Examine the records and identify each line that includes the string "VIIIе". Copy those lines.

-- BEGIN --

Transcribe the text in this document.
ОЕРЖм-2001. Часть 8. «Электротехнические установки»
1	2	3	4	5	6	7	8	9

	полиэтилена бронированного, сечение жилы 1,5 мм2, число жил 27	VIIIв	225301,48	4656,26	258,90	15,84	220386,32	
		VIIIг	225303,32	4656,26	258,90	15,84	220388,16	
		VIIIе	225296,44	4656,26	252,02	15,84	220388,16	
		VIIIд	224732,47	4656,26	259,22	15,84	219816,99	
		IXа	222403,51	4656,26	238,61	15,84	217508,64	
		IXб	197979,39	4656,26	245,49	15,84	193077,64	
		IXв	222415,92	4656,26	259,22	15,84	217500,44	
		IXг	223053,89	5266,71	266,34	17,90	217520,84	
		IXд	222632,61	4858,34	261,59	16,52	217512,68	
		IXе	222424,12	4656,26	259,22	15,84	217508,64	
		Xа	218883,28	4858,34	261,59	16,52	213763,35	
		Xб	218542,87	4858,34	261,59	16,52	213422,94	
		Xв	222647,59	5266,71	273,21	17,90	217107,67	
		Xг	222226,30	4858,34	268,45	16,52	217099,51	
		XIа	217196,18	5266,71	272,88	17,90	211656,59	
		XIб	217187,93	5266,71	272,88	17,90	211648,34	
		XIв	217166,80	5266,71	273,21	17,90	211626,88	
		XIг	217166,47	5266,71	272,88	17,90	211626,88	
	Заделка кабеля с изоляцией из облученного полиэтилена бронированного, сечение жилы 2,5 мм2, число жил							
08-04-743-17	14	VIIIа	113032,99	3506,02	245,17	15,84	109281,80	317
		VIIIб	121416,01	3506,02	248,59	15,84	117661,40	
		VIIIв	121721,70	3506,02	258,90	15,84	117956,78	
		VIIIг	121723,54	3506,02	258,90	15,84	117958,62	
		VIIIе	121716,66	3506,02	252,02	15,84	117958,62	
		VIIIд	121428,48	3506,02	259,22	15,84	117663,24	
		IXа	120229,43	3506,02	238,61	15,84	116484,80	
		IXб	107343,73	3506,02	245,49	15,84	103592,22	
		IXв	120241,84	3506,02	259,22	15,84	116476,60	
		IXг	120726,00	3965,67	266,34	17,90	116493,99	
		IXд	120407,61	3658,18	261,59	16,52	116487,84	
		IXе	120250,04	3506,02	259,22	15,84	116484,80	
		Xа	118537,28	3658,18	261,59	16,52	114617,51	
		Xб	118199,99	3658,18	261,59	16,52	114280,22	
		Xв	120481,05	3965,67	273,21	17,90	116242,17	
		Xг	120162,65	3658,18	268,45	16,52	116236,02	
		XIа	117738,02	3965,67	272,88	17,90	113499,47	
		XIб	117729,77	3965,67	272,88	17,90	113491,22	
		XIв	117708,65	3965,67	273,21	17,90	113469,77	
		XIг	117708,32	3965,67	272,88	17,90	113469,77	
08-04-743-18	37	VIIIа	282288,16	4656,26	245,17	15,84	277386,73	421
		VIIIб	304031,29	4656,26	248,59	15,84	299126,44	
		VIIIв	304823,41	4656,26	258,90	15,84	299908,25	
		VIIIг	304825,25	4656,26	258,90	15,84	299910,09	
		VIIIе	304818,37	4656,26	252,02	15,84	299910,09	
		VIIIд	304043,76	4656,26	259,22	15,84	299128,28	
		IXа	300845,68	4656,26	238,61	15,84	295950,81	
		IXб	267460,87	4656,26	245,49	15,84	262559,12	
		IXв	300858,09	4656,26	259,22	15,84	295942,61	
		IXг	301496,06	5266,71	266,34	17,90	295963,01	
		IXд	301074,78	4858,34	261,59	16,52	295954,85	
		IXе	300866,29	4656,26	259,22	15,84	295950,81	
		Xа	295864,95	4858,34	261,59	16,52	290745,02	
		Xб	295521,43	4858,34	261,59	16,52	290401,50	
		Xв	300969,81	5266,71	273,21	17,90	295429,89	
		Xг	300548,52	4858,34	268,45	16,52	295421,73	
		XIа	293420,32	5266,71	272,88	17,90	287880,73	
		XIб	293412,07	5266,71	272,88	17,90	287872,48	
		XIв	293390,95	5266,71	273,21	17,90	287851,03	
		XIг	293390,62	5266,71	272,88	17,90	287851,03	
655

-- END --

■ EXPECTED ANSWER
		VIIIе	225296,44	4656,26	252,02	15,84	220388,16	
		VIIIе	121716,66	3506,02	252,02	15,84	117958,62	
		VIIIе	304818,37	4656,26	252,02	15,84	299910,09	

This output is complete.